(Collected data)
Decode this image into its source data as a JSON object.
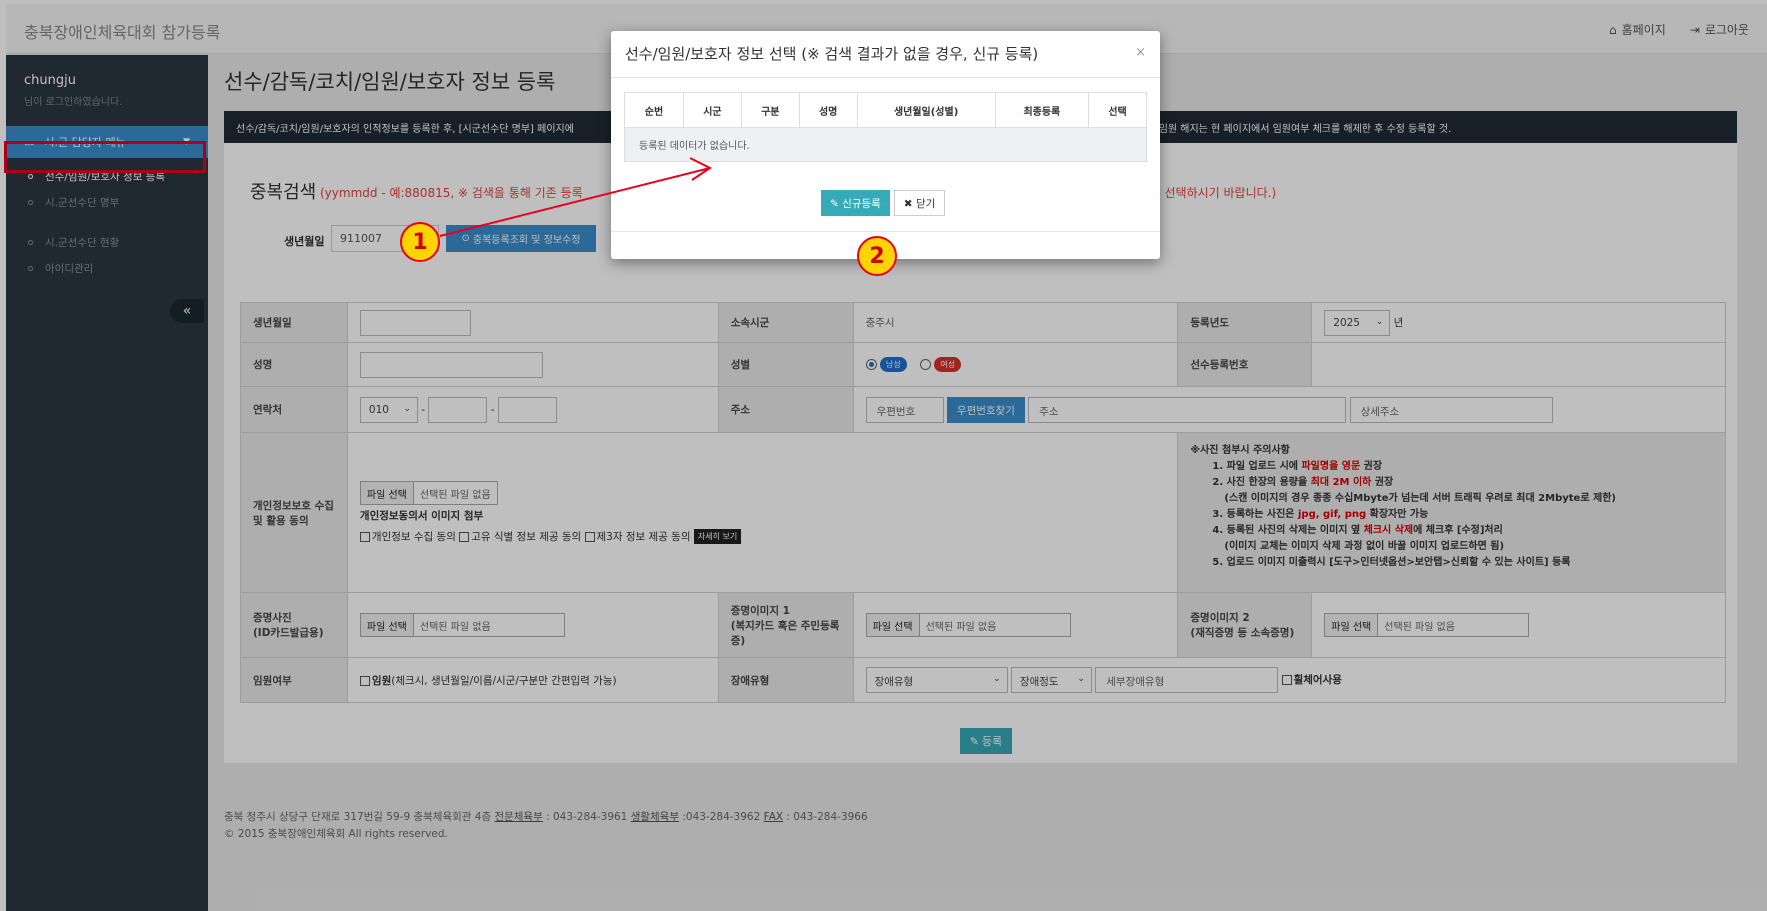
{
  "app": {
    "brand": "충북장애인체육대회 참가등록",
    "links": {
      "home": "홈페이지",
      "logout": "로그아웃"
    }
  },
  "sidebar": {
    "user_name": "chungju",
    "user_sub": "님이 로그인하였습니다.",
    "menu_head": "시.군 담당자 메뉴",
    "items": [
      {
        "label": "선수/임원/보호자 정보 등록",
        "active": true
      },
      {
        "label": "시.군선수단 명부"
      },
      {
        "label": "시.군선수단 현황"
      },
      {
        "label": "아이디관리"
      }
    ],
    "collapse": "«"
  },
  "main": {
    "title": "선수/감독/코치/임원/보호자 정보 등록",
    "notice_left": "선수/감독/코치/임원/보호자의 인적정보를 등록한 후, [시군선수단 명부] 페이지에",
    "notice_right": "하며, 임원 해지는 현 페이지에서 임원여부 체크를 해제한 후 수정 등록할 것.",
    "dup_title": "중복검색",
    "dup_hint": "(yymmdd - 예:880815, ※ 검색을 통해 기존 등록",
    "dup_hint2": ") 선택하시기 바랍니다.)",
    "birth_label": "생년월일",
    "birth_value": "911007",
    "dup_button": "중복등록조회 및 정보수정"
  },
  "form": {
    "birth": "생년월일",
    "city": "소속시군",
    "city_value": "충주시",
    "year_label": "등록년도",
    "year_value": "2025",
    "year_suffix": "년",
    "name": "성명",
    "gender": "성별",
    "male": "남성",
    "female": "여성",
    "athlete_no": "선수등록번호",
    "contact": "연락처",
    "phone_prefix": "010",
    "dash": "-",
    "address": "주소",
    "zip_ph": "우편번호",
    "zip_btn": "우편번호찾기",
    "addr_ph": "주소",
    "addr_detail_ph": "상세주소",
    "privacy": "개인정보보호 수집 및 활용 동의",
    "file_btn": "파일 선택",
    "file_none": "선택된 파일 없음",
    "consent_img": "개인정보동의서 이미지 첨부",
    "consent1": "개인정보 수집 동의",
    "consent2": "고유 식별 정보 제공 동의",
    "consent3": "제3자 정보 제공 동의",
    "detail_btn": "자세히 보기",
    "notes_title": "※사진 첨부시 주의사항",
    "note1a": "1. 파일 업로드 시에 ",
    "note1b": "파일명을 영문",
    "note1c": " 권장",
    "note2a": "2. 사진 한장의 용량을 ",
    "note2b": "최대 2M 이하",
    "note2c": " 권장",
    "note2d": "(스캔 이미지의 경우 종종 수십Mbyte가 넘는데 서버 트래픽 우려로 최대 2Mbyte로 제한)",
    "note3a": "3. 등록하는 사진은 ",
    "note3b": "jpg, gif, png",
    "note3c": " 확장자만 가능",
    "note4a": "4. 등록된 사진의 삭제는 이미지 옆 ",
    "note4b": "체크시 삭제",
    "note4c": "에 체크후 [수정]처리",
    "note4d": "(이미지 교체는 이미지 삭제 과정 없이 바꿀 이미지 업로드하면 됨)",
    "note5": "5. 업로드 이미지 미출력시 [도구>인터넷옵션>보안탭>신뢰할 수 있는 사이트] 등록",
    "photo_a": "증명사진",
    "photo_b": "(ID카드발급용)",
    "img1_a": "증명이미지 1",
    "img1_b": "(복지카드 혹은 주민등록증)",
    "img2_a": "증명이미지 2",
    "img2_b": "(재직증명 등 소속증명)",
    "officer": "임원여부",
    "officer_chk_bold": "임원",
    "officer_chk_rest": "(체크시, 생년월일/이름/시군/구분만 간편입력 가능)",
    "disability": "장애유형",
    "dis_type": "장애유형",
    "dis_level": "장애정도",
    "dis_detail_ph": "세부장애유형",
    "wheelchair": "휠체어사용",
    "submit": "등록"
  },
  "footer": {
    "line1a": "충북 청주시 상당구 단재로 317번길 59-9 충북체육회관 4층  ",
    "line1b": "전문체육부",
    "line1c": " : 043-284-3961  ",
    "line1d": "생활체육부",
    "line1e": " :043-284-3962  ",
    "line1f": "FAX",
    "line1g": " : 043-284-3966",
    "line2": "© 2015 충북장애인체육회 All rights reserved."
  },
  "modal": {
    "title": "선수/임원/보호자 정보 선택 (※ 검색 결과가 없을 경우, 신규 등록)",
    "close": "×",
    "columns": [
      "순번",
      "시군",
      "구분",
      "성명",
      "생년월일(성별)",
      "최종등록",
      "선택"
    ],
    "empty": "등록된 데이터가 없습니다.",
    "new_btn": "신규등록",
    "close_btn": "닫기"
  },
  "callouts": [
    "1",
    "2"
  ],
  "colors": {
    "accent": "#3a8ecb",
    "teal": "#36aab8",
    "sidebar": "#2b3643",
    "highlight": "#e8001c",
    "callout": "#ffd400"
  }
}
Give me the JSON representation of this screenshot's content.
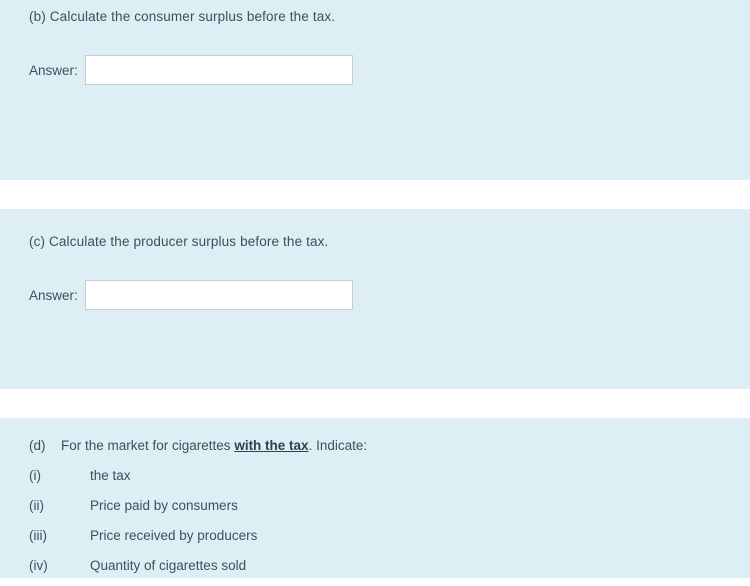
{
  "sections": {
    "b": {
      "question": "(b) Calculate the consumer surplus before the tax.",
      "answer_label": "Answer:",
      "answer_value": "",
      "answer_placeholder": ""
    },
    "c": {
      "question": "(c) Calculate the producer surplus before the tax.",
      "answer_label": "Answer:",
      "answer_value": "",
      "answer_placeholder": ""
    },
    "d": {
      "label": "(d)",
      "heading_before": "For the market for cigarettes ",
      "heading_emphasis": "with the tax",
      "heading_after": ". Indicate:",
      "items": [
        {
          "num": "(i)",
          "text": "the tax"
        },
        {
          "num": "(ii)",
          "text": "Price paid by consumers"
        },
        {
          "num": "(iii)",
          "text": "Price received by producers"
        },
        {
          "num": "(iv)",
          "text": "Quantity of cigarettes sold"
        }
      ]
    }
  },
  "colors": {
    "panel_bg": "#ddeef5",
    "page_bg": "#ffffff",
    "text": "#40505a",
    "input_border": "#c8ccce"
  }
}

THE PROBLEM – Make an exact copy of the whole listing, but don't bring over any pictures.

TASK ANSWER –
Decode this image into its source data as a JSON object.
{
  "app": {
    "brand": "충북장애인체육대회 참가등록",
    "links": {
      "home": "홈페이지",
      "logout": "로그아웃"
    }
  },
  "sidebar": {
    "user_name": "chungju",
    "user_sub": "님이 로그인하였습니다.",
    "menu_head": "시.군 담당자 메뉴",
    "items": [
      {
        "label": "선수/임원/보호자 정보 등록",
        "active": true
      },
      {
        "label": "시.군선수단 명부"
      },
      {
        "label": "시.군선수단 현황"
      },
      {
        "label": "아이디관리"
      }
    ],
    "collapse": "«"
  },
  "main": {
    "title": "선수/감독/코치/임원/보호자 정보 등록",
    "notice_left": "선수/감독/코치/임원/보호자의 인적정보를 등록한 후, [시군선수단 명부] 페이지에",
    "notice_right": "하며, 임원 해지는 현 페이지에서 임원여부 체크를 해제한 후 수정 등록할 것.",
    "dup_title": "중복검색",
    "dup_hint": "(yymmdd - 예:880815, ※ 검색을 통해 기존 등록",
    "dup_hint2": ") 선택하시기 바랍니다.)",
    "birth_label": "생년월일",
    "birth_value": "911007",
    "dup_button": "중복등록조회 및 정보수정"
  },
  "form": {
    "birth": "생년월일",
    "city": "소속시군",
    "city_value": "충주시",
    "year_label": "등록년도",
    "year_value": "2025",
    "year_suffix": "년",
    "name": "성명",
    "gender": "성별",
    "male": "남성",
    "female": "여성",
    "athlete_no": "선수등록번호",
    "contact": "연락처",
    "phone_prefix": "010",
    "dash": "-",
    "address": "주소",
    "zip_ph": "우편번호",
    "zip_btn": "우편번호찾기",
    "addr_ph": "주소",
    "addr_detail_ph": "상세주소",
    "privacy": "개인정보보호 수집 및 활용 동의",
    "file_btn": "파일 선택",
    "file_none": "선택된 파일 없음",
    "consent_img": "개인정보동의서 이미지 첨부",
    "consent1": "개인정보 수집 동의",
    "consent2": "고유 식별 정보 제공 동의",
    "consent3": "제3자 정보 제공 동의",
    "detail_btn": "자세히 보기",
    "notes_title": "※사진 첨부시 주의사항",
    "note1a": "1. 파일 업로드 시에 ",
    "note1b": "파일명을 영문",
    "note1c": " 권장",
    "note2a": "2. 사진 한장의 용량을 ",
    "note2b": "최대 2M 이하",
    "note2c": " 권장",
    "note2d": "(스캔 이미지의 경우 종종 수십Mbyte가 넘는데 서버 트래픽 우려로 최대 2Mbyte로 제한)",
    "note3a": "3. 등록하는 사진은 ",
    "note3b": "jpg, gif, png",
    "note3c": " 확장자만 가능",
    "note4a": "4. 등록된 사진의 삭제는 이미지 옆 ",
    "note4b": "체크시 삭제",
    "note4c": "에 체크후 [수정]처리",
    "note4d": "(이미지 교체는 이미지 삭제 과정 없이 바꿀 이미지 업로드하면 됨)",
    "note5": "5. 업로드 이미지 미출력시 [도구>인터넷옵션>보안탭>신뢰할 수 있는 사이트] 등록",
    "photo_a": "증명사진",
    "photo_b": "(ID카드발급용)",
    "img1_a": "증명이미지 1",
    "img1_b": "(복지카드 혹은 주민등록증)",
    "img2_a": "증명이미지 2",
    "img2_b": "(재직증명 등 소속증명)",
    "officer": "임원여부",
    "officer_chk_bold": "임원",
    "officer_chk_rest": "(체크시, 생년월일/이름/시군/구분만 간편입력 가능)",
    "disability": "장애유형",
    "dis_type": "장애유형",
    "dis_level": "장애정도",
    "dis_detail_ph": "세부장애유형",
    "wheelchair": "휠체어사용",
    "submit": "등록"
  },
  "footer": {
    "line1a": "충북 청주시 상당구 단재로 317번길 59-9 충북체육회관 4층  ",
    "line1b": "전문체육부",
    "line1c": " : 043-284-3961  ",
    "line1d": "생활체육부",
    "line1e": " :043-284-3962  ",
    "line1f": "FAX",
    "line1g": " : 043-284-3966",
    "line2": "© 2015 충북장애인체육회 All rights reserved."
  },
  "modal": {
    "title": "선수/임원/보호자 정보 선택 (※ 검색 결과가 없을 경우, 신규 등록)",
    "close": "×",
    "columns": [
      "순번",
      "시군",
      "구분",
      "성명",
      "생년월일(성별)",
      "최종등록",
      "선택"
    ],
    "empty": "등록된 데이터가 없습니다.",
    "new_btn": "신규등록",
    "close_btn": "닫기"
  },
  "callouts": [
    "1",
    "2"
  ],
  "colors": {
    "accent": "#3a8ecb",
    "teal": "#36aab8",
    "sidebar": "#2b3643",
    "highlight": "#e8001c",
    "callout": "#ffd400"
  }
}
Give me the JSON representation of this screenshot's content.
{
  "sections": {
    "b": {
      "question": "(b) Calculate the consumer surplus before the tax.",
      "answer_label": "Answer:",
      "answer_value": "",
      "answer_placeholder": ""
    },
    "c": {
      "question": "(c) Calculate the producer surplus before the tax.",
      "answer_label": "Answer:",
      "answer_value": "",
      "answer_placeholder": ""
    },
    "d": {
      "label": "(d)",
      "heading_before": "For the market for cigarettes ",
      "heading_emphasis": "with the tax",
      "heading_after": ". Indicate:",
      "items": [
        {
          "num": "(i)",
          "text": "the tax"
        },
        {
          "num": "(ii)",
          "text": "Price paid by consumers"
        },
        {
          "num": "(iii)",
          "text": "Price received by producers"
        },
        {
          "num": "(iv)",
          "text": "Quantity of cigarettes sold"
        }
      ]
    }
  },
  "colors": {
    "panel_bg": "#ddeef5",
    "page_bg": "#ffffff",
    "text": "#40505a",
    "input_border": "#c8ccce"
  }
}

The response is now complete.